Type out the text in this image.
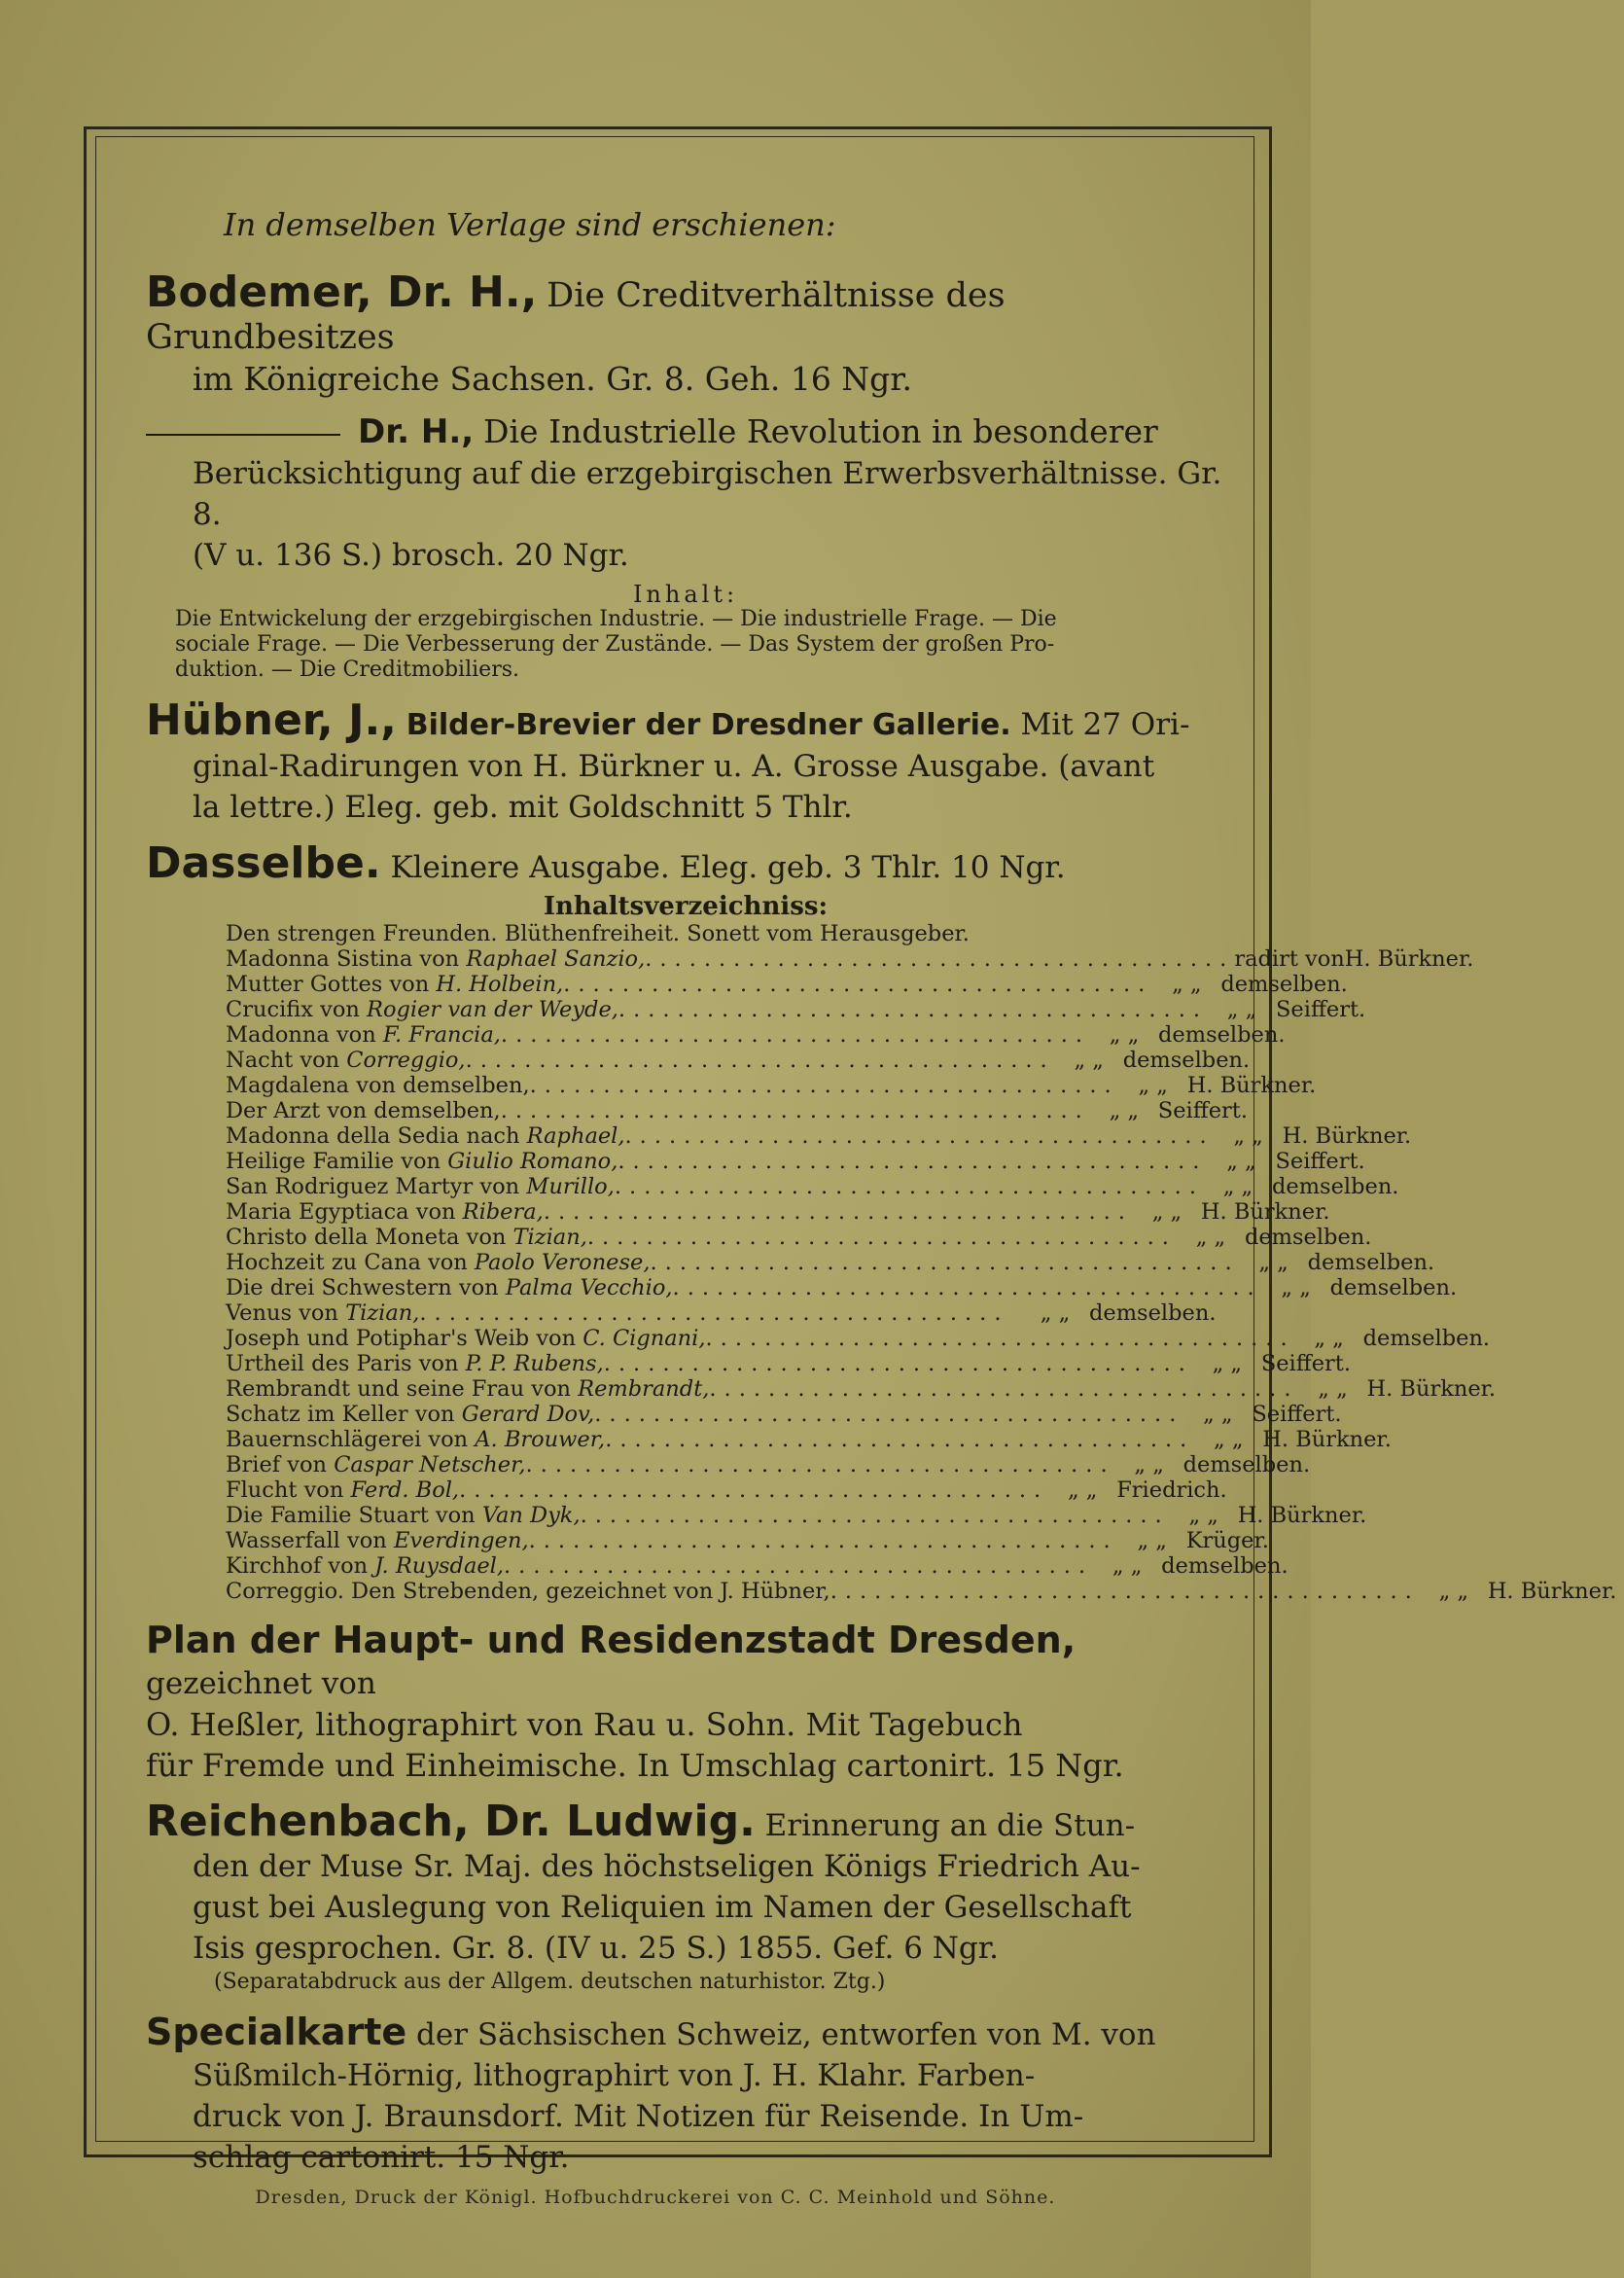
In demselben Verlage sind erschienen:
Bodemer, Dr. H., Die Creditverhältnisse des Grundbesitzes
im Königreiche Sachsen. Gr. 8. Geh. 16 Ngr.
Dr. H., Die Industrielle Revolution in besonderer
Berücksichtigung auf die erzgebirgischen Erwerbsverhältnisse. Gr. 8.
(V u. 136 S.) brosch. 20 Ngr.
Inhalt:
Die Entwickelung der erzgebirgischen Industrie. — Die industrielle Frage. — Die
sociale Frage. — Die Verbesserung der Zustände. — Das System der großen Pro-
duktion. — Die Creditmobiliers.
Hübner, J., Bilder-Brevier der Dresdner Gallerie. Mit 27 Ori-
ginal-Radirungen von H. Bürkner u. A. Grosse Ausgabe. (avant
la lettre.) Eleg. geb. mit Goldschnitt 5 Thlr.
Dasselbe. Kleinere Ausgabe. Eleg. geb. 3 Thlr. 10 Ngr.
Inhaltsverzeichniss:
Den strengen Freunden. Blüthenfreiheit. Sonett vom Herausgeber.
Madonna Sistina von Raphael Sanzio, ........................................ radirt von H. Bürkner.
Mutter Gottes von H. Holbein, ........................................ „ „ demselben.
Crucifix von Rogier van der Weyde, ........................................ „ „ Seiffert.
Madonna von F. Francia, ........................................ „ „ demselben.
Nacht von Correggio, ........................................ „ „ demselben.
Magdalena von demselben, ........................................ „ „ H. Bürkner.
Der Arzt von demselben, ........................................ „ „ Seiffert.
Madonna della Sedia nach Raphael, ........................................ „ „ H. Bürkner.
Heilige Familie von Giulio Romano, ........................................ „ „ Seiffert.
San Rodriguez Martyr von Murillo, ........................................ „ „ demselben.
Maria Egyptiaca von Ribera, ........................................ „ „ H. Bürkner.
Christo della Moneta von Tizian, ........................................ „ „ demselben.
Hochzeit zu Cana von Paolo Veronese, ........................................ „ „ demselben.
Die drei Schwestern von Palma Vecchio, ........................................ „ „ demselben.
Venus von Tizian, ........................................	„ „ demselben.
Joseph und Potiphar's Weib von C. Cignani, ........................................ „ „ demselben.
Urtheil des Paris von P. P. Rubens, ........................................ „ „ Seiffert.
Rembrandt und seine Frau von Rembrandt, ........................................ „ „ H. Bürkner.
Schatz im Keller von Gerard Dov, ........................................ „ „ Seiffert.
Bauernschlägerei von A. Brouwer, ........................................ „ „ H. Bürkner.
Brief von Caspar Netscher, ........................................ „ „ demselben.
Flucht von Ferd. Bol, ........................................ „ „ Friedrich.
Die Familie Stuart von Van Dyk, ........................................ „ „ H. Bürkner.
Wasserfall von Everdingen, ........................................ „ „ Krüger.
Kirchhof von J. Ruysdael, ........................................ „ „ demselben.
Correggio. Den Strebenden, gezeichnet von J. Hübner, ........................................ „ „ H. Bürkner.
Plan der Haupt- und Residenzstadt Dresden, gezeichnet von
O. Heßler, lithographirt von Rau u. Sohn. Mit Tagebuch
für Fremde und Einheimische. In Umschlag cartonirt. 15 Ngr.
Reichenbach, Dr. Ludwig. Erinnerung an die Stun-
den der Muse Sr. Maj. des höchstseligen Königs Friedrich Au-
gust bei Auslegung von Reliquien im Namen der Gesellschaft
Isis gesprochen. Gr. 8. (IV u. 25 S.) 1855. Gef. 6 Ngr.
(Separatabdruck aus der Allgem. deutschen naturhistor. Ztg.)
Specialkarte der Sächsischen Schweiz, entworfen von M. von
Süßmilch-Hörnig, lithographirt von J. H. Klahr. Farben-
druck von J. Braunsdorf. Mit Notizen für Reisende. In Um-
schlag cartonirt. 15 Ngr.
Dresden, Druck der Königl. Hofbuchdruckerei von C. C. Meinhold und Söhne.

**TASK DIRECTIONS:** Copy each line of the listing in which the word "Madonna" can be found.

**FINAL RESULT:**
Madonna Sistina von Raphael Sanzio, ........................................ radirt von H. Bürkner.
Madonna von F. Francia, ........................................ „ „ demselben.
Madonna della Sedia nach Raphael, ........................................ „ „ H. Bürkner.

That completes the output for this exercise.